AIM OF THE EXERCISE: Shorten the paragraph that begins "On general-purpose system allocation" in the driver discussion below, keeping its main points.

On general-purpose system allocation of big buffers by driver is
rarely a good idea. On the system dedicated to just one task it could
be pragmatically o.k, but I still don't like it from pure theoretical
point of view.

Anyway, the discussion doesn't belong here. I recommend
http://groups.google.com/group/microsoft.public.development.device.drivers

Michael S · Jul 3, 2010

On Jul 2, 9:04 pm, Charles Gardiner <charles.gardi...@invalid.invalid>
wrote:

Hi Frank,

I am not sure if we understand each other.

Yes, it certainly sounds like that.

What do you mean by
completing the request with IoCompleteRequest? There is no request
from software point of view.

INFORMATION PROVIDED:

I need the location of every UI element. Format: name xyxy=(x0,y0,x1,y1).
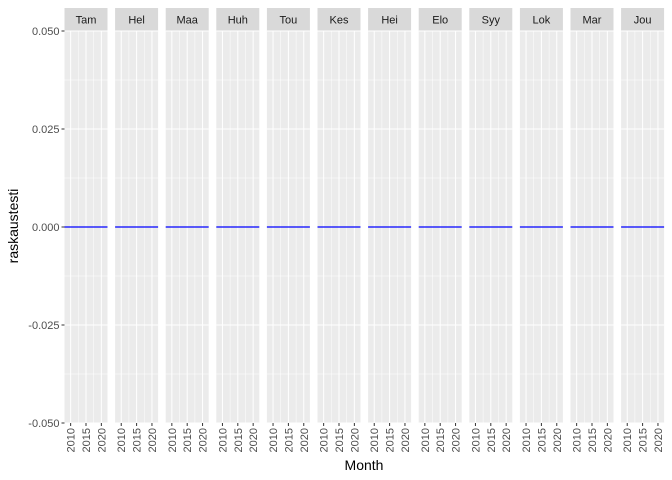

WRITTEN RESPONSE: A driver allocating big buffers is rarely wise on a general-purpose system. On a system dedicated to one task it may be acceptable in practice, though the writer still dislikes it in theory.